[Written instruction a]
In the entries, rewrite the lines from the one containing "invert-checkbox[interactable]: 反转 —" through the one containing "filter-doc[interactable]: 文档 —", changing "timeline-tick" to "timeline-mark" and leaving everything else the same.

[Start of Page text]

Thread: fsync and hardware write cache
Something to think about: if you run PostgreSQL with fsync on, but you use the hardware write cache on your disk drives, how likely are you to lose data? Obviously, this is a fairly limited problem, as it only applies to power down (which you can control) or power loss where the risks may be reduced but not eliminated with a UPS. Does it make sense to add a platform specific call that will flush a write cache when fsync is enable?

[End of Page text]

[Written instruction b]
In the thread on fsync and hardware write cache, what two situations does the data-loss problem apply to?

[Start of Record set]

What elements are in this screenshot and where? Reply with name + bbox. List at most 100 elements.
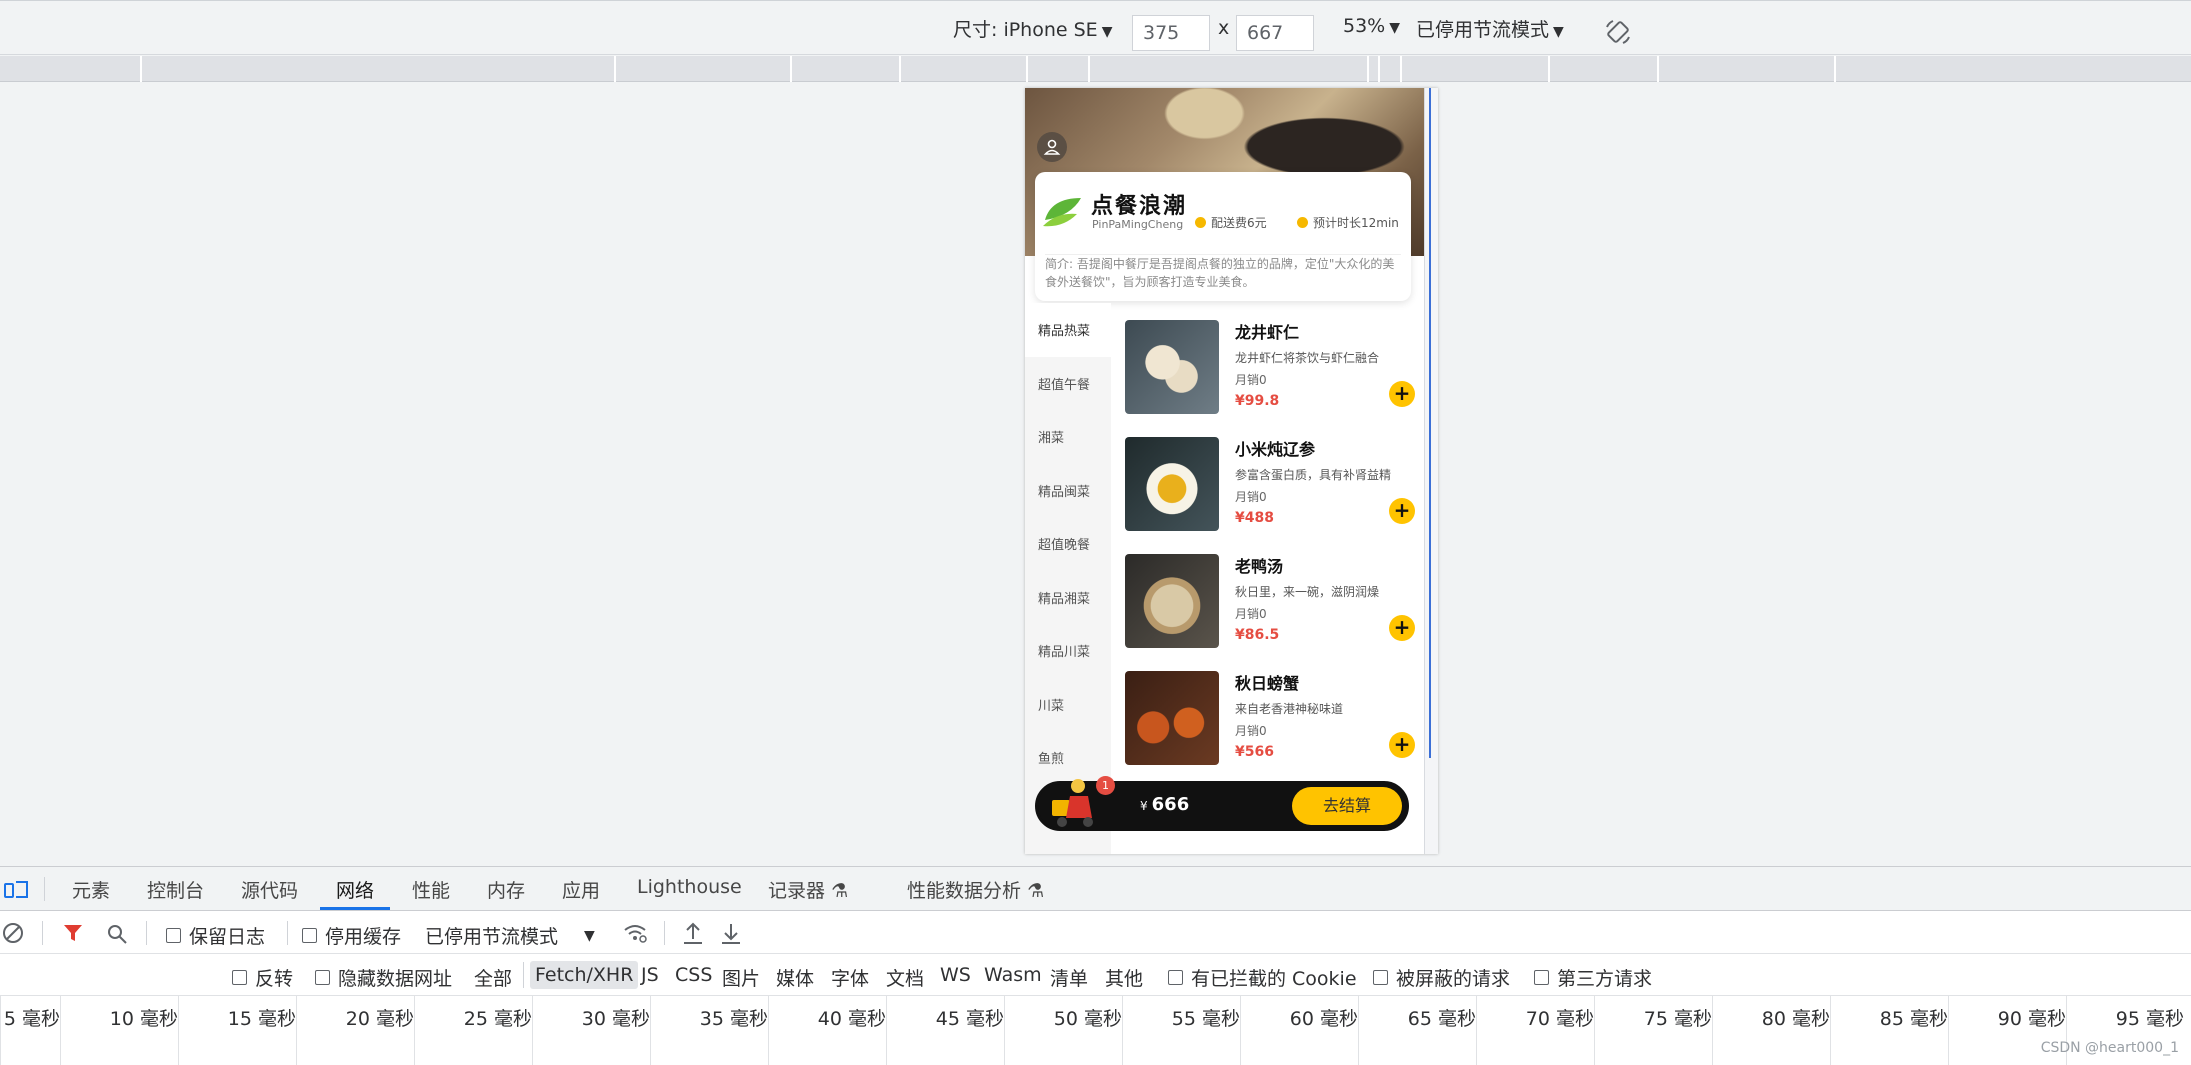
invert-checkbox[interactable]: 反转 — [232, 964, 293, 991]
height-input[interactable]: 667 — [1236, 15, 1314, 51]
dish-sales: 月销0 — [1235, 490, 1267, 504]
dish-name: 龙井虾仁 — [1235, 323, 1300, 342]
cart-total: ¥666 — [1140, 794, 1189, 815]
filter-font[interactable]: 字体 — [831, 964, 869, 991]
network-conditions-icon[interactable] — [622, 922, 648, 944]
hide-data-urls-label: 隐藏数据网址 — [338, 968, 453, 990]
filter-media[interactable]: 媒体 — [776, 964, 814, 991]
timeline-tick: 80 毫秒 — [1712, 996, 1830, 1065]
add-to-cart-button[interactable]: + — [1389, 498, 1415, 524]
dish-item[interactable]: 老鸭汤 秋日里，来一碗，滋阴润燥 月销0 ¥86.5 + — [1125, 549, 1415, 649]
timeline-tick: 25 毫秒 — [414, 996, 532, 1065]
filter-css[interactable]: CSS — [675, 964, 712, 986]
category-item[interactable]: 精品川菜 — [1025, 624, 1111, 678]
tab-recorder[interactable]: 记录器 ⚗ — [768, 876, 848, 903]
category-item[interactable]: 超值晚餐 — [1025, 517, 1111, 571]
viewport-scrollbar[interactable] — [1424, 88, 1438, 854]
category-item[interactable]: 精品闽菜 — [1025, 464, 1111, 518]
timeline-tick: 15 毫秒 — [178, 996, 296, 1065]
dish-desc: 秋日里，来一碗，滋阴润燥 — [1235, 585, 1380, 599]
watermark: CSDN @heart000_1 — [2040, 1040, 2179, 1056]
filter-doc[interactable]: 文档 — [886, 964, 924, 991]
timeline-tick: 55 毫秒 — [1122, 996, 1240, 1065]
tab-application[interactable]: 应用 — [562, 876, 600, 903]
dish-list: 龙井虾仁 龙井虾仁将茶饮与虾仁融合 月销0 ¥99.8 + 小米炖辽参 参富含蛋… — [1111, 303, 1424, 854]
clear-icon[interactable] — [2, 922, 24, 944]
category-item[interactable]: 超值午餐 — [1025, 357, 1111, 411]
add-to-cart-button[interactable]: + — [1389, 732, 1415, 758]
hide-data-urls-checkbox[interactable]: 隐藏数据网址 — [315, 964, 452, 991]
delivery-rider-icon[interactable] — [1048, 772, 1100, 830]
chevron-down-icon: ▼ — [1389, 20, 1401, 36]
preserve-log-checkbox[interactable]: 保留日志 — [166, 922, 265, 949]
filter-img[interactable]: 图片 — [722, 964, 760, 991]
tab-recorder-label: 记录器 — [768, 880, 826, 902]
throttle-dropdown-label: 已停用节流模式 — [425, 926, 559, 948]
dish-price: ¥99.8 — [1235, 393, 1280, 409]
add-to-cart-button[interactable]: + — [1389, 615, 1415, 641]
add-to-cart-button[interactable]: + — [1389, 381, 1415, 407]
cart-total-value: 666 — [1151, 794, 1190, 815]
tab-sources[interactable]: 源代码 — [241, 876, 298, 903]
width-input[interactable]: 375 — [1132, 15, 1210, 51]
category-item[interactable]: 精品热菜 — [1025, 303, 1111, 357]
category-item[interactable]: 精品湘菜 — [1025, 571, 1111, 625]
throttle-dropdown[interactable]: 已停用节流模式 ▼ — [425, 922, 595, 949]
tab-performance-insights[interactable]: 性能数据分析 ⚗ — [907, 876, 1044, 903]
blocked-requests-checkbox[interactable]: 被屏蔽的请求 — [1373, 964, 1510, 991]
disable-cache-label: 停用缓存 — [325, 926, 402, 948]
dish-name: 小米炖辽参 — [1235, 440, 1316, 459]
filter-wasm[interactable]: Wasm — [984, 964, 1042, 986]
device-toggle-icon[interactable] — [4, 879, 28, 899]
checkout-button[interactable]: 去结算 — [1292, 787, 1402, 825]
chevron-down-icon: ▼ — [1101, 24, 1113, 40]
dish-sales: 月销0 — [1235, 724, 1267, 738]
filter-other[interactable]: 其他 — [1105, 964, 1143, 991]
tab-performance[interactable]: 性能 — [412, 876, 450, 903]
category-item[interactable]: 川菜 — [1025, 678, 1111, 732]
tab-lighthouse[interactable]: Lighthouse — [637, 876, 742, 898]
filter-all[interactable]: 全部 — [474, 964, 512, 991]
rotate-icon[interactable] — [1603, 17, 1633, 47]
dish-desc: 来自老香港神秘味道 — [1235, 702, 1344, 716]
filter-ws[interactable]: WS — [940, 964, 971, 986]
timeline-overview[interactable]: 5 毫秒 10 毫秒 15 毫秒 20 毫秒 25 毫秒 30 毫秒 35 毫秒… — [0, 996, 2191, 1065]
filter-icon[interactable] — [63, 923, 83, 943]
user-icon[interactable] — [1037, 132, 1067, 162]
shop-card: 点餐浪潮 PinPaMingCheng 配送费6元 预计时长12min 简介: … — [1035, 172, 1411, 301]
search-icon[interactable] — [106, 923, 128, 945]
filter-fetch-xhr[interactable]: Fetch/XHR — [530, 961, 639, 989]
timeline-tick: 70 毫秒 — [1476, 996, 1594, 1065]
checkbox-icon — [1534, 970, 1549, 985]
tab-memory[interactable]: 内存 — [487, 876, 525, 903]
location-icon — [1297, 217, 1308, 228]
eta-text: 预计时长12min — [1313, 216, 1399, 230]
filter-manifest[interactable]: 清单 — [1050, 964, 1088, 991]
leaf-logo-icon — [1043, 198, 1081, 227]
timeline-tick: 20 毫秒 — [296, 996, 414, 1065]
filter-js[interactable]: JS — [641, 964, 659, 986]
disable-cache-checkbox[interactable]: 停用缓存 — [302, 922, 401, 949]
dish-name: 秋日螃蟹 — [1235, 674, 1300, 693]
dish-image — [1125, 320, 1219, 414]
zoom-select[interactable]: 53% ▼ — [1343, 15, 1400, 37]
upload-icon[interactable] — [682, 921, 704, 945]
timeline-tick: 30 毫秒 — [532, 996, 650, 1065]
tab-console[interactable]: 控制台 — [147, 876, 204, 903]
blocked-cookies-checkbox[interactable]: 有已拦截的 Cookie — [1168, 964, 1357, 991]
dish-item[interactable]: 龙井虾仁 龙井虾仁将茶饮与虾仁融合 月销0 ¥99.8 + — [1125, 315, 1415, 415]
device-select[interactable]: 尺寸: iPhone SE ▼ — [953, 15, 1112, 42]
third-party-checkbox[interactable]: 第三方请求 — [1534, 964, 1652, 991]
timeline-tick: 45 毫秒 — [886, 996, 1004, 1065]
dish-item[interactable]: 小米炖辽参 参富含蛋白质，具有补肾益精 月销0 ¥488 + — [1125, 432, 1415, 532]
dish-item[interactable]: 秋日螃蟹 来自老香港神秘味道 月销0 ¥566 + — [1125, 666, 1415, 766]
tab-network[interactable]: 网络 — [336, 876, 374, 903]
filter-input[interactable] — [4, 960, 209, 990]
tab-elements[interactable]: 元素 — [72, 876, 110, 903]
dish-sales: 月销0 — [1235, 607, 1267, 621]
checkbox-icon — [166, 928, 181, 943]
throttle-select[interactable]: 已停用节流模式 ▼ — [1416, 15, 1564, 42]
shop-intro: 简介: 吾提阁中餐厅是吾提阁点餐的独立的品牌，定位"大众化的美食外送餐饮"，旨为… — [1045, 254, 1401, 291]
category-item[interactable]: 湘菜 — [1025, 410, 1111, 464]
download-icon[interactable] — [720, 921, 742, 945]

[End of Record set]

[Correct answer a]
invert-checkbox[interactable]: 反转 — [232, 964, 293, 991]
height-input[interactable]: 667 — [1236, 15, 1314, 51]
dish-sales: 月销0 — [1235, 490, 1267, 504]
dish-name: 龙井虾仁 — [1235, 323, 1300, 342]
cart-total: ¥666 — [1140, 794, 1189, 815]
filter-font[interactable]: 字体 — [831, 964, 869, 991]
network-conditions-icon[interactable] — [622, 922, 648, 944]
hide-data-urls-label: 隐藏数据网址 — [338, 968, 453, 990]
filter-media[interactable]: 媒体 — [776, 964, 814, 991]
timeline-mark: 80 毫秒 — [1712, 996, 1830, 1065]
add-to-cart-button[interactable]: + — [1389, 498, 1415, 524]
dish-item[interactable]: 老鸭汤 秋日里，来一碗，滋阴润燥 月销0 ¥86.5 + — [1125, 549, 1415, 649]
timeline-mark: 25 毫秒 — [414, 996, 532, 1065]
filter-css[interactable]: CSS — [675, 964, 712, 986]
category-item[interactable]: 精品川菜 — [1025, 624, 1111, 678]
tab-recorder[interactable]: 记录器 ⚗ — [768, 876, 848, 903]
category-item[interactable]: 超值晚餐 — [1025, 517, 1111, 571]
viewport-scrollbar[interactable] — [1424, 88, 1438, 854]
category-item[interactable]: 精品闽菜 — [1025, 464, 1111, 518]
timeline-mark: 15 毫秒 — [178, 996, 296, 1065]
dish-desc: 秋日里，来一碗，滋阴润燥 — [1235, 585, 1380, 599]
watermark: CSDN @heart000_1 — [2040, 1040, 2179, 1056]
filter-doc[interactable]: 文档 — [886, 964, 924, 991]

[Correct answer b]
Power down and power loss.